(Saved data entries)
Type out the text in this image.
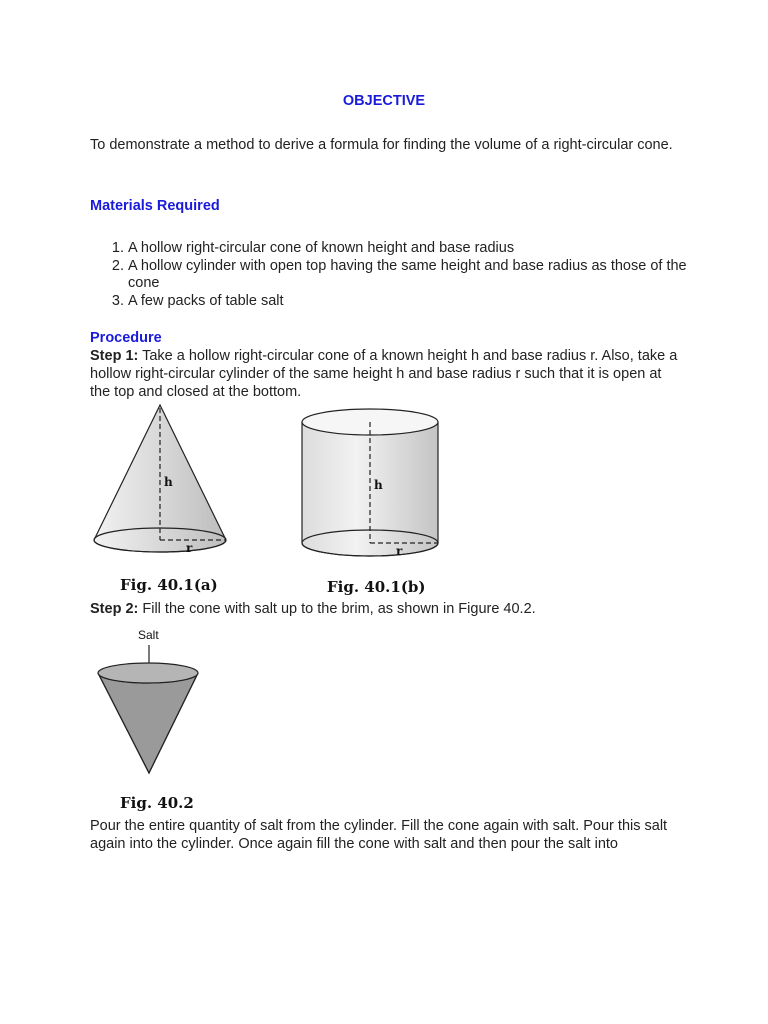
OBJECTIVE

To demonstrate a method to derive a formula for finding the volume of a right-circular cone.

Materials Required
1. A hollow right-circular cone of known height and base radius
2. A hollow cylinder with open top having the same height and base radius as those of the cone
3. A few packs of table salt
Procedure

Step 1: Take a hollow right-circular cone of a known height h and base radius r. Also, take a hollow right-circular cylinder of the same height h and base radius r such that it is open at the top and closed at the bottom.

h
r
Fig. 40.1(a)
h
r
Fig. 40.1(b)

Step 2: Fill the cone with salt up to the brim, as shown in Figure 40.2.

Salt
Fig. 40.2

Pour the entire quantity of salt from the cylinder. Fill the cone again with salt. Pour this salt again into the cylinder. Once again fill the cone with salt and then pour the salt into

**THE REQUEST**
Check the data for the word "height" and pull out the lines that have it.

**WRITTEN ANSWER**
1. A hollow right-circular cone of known height and base radius
2. A hollow cylinder with open top having the same height and base radius as those of the cone
Step 1: Take a hollow right-circular cone of a known height h and base radius r. Also, take a hollow right-circular cylinder of the same height h and base radius r such that it is open at the top and closed at the bottom.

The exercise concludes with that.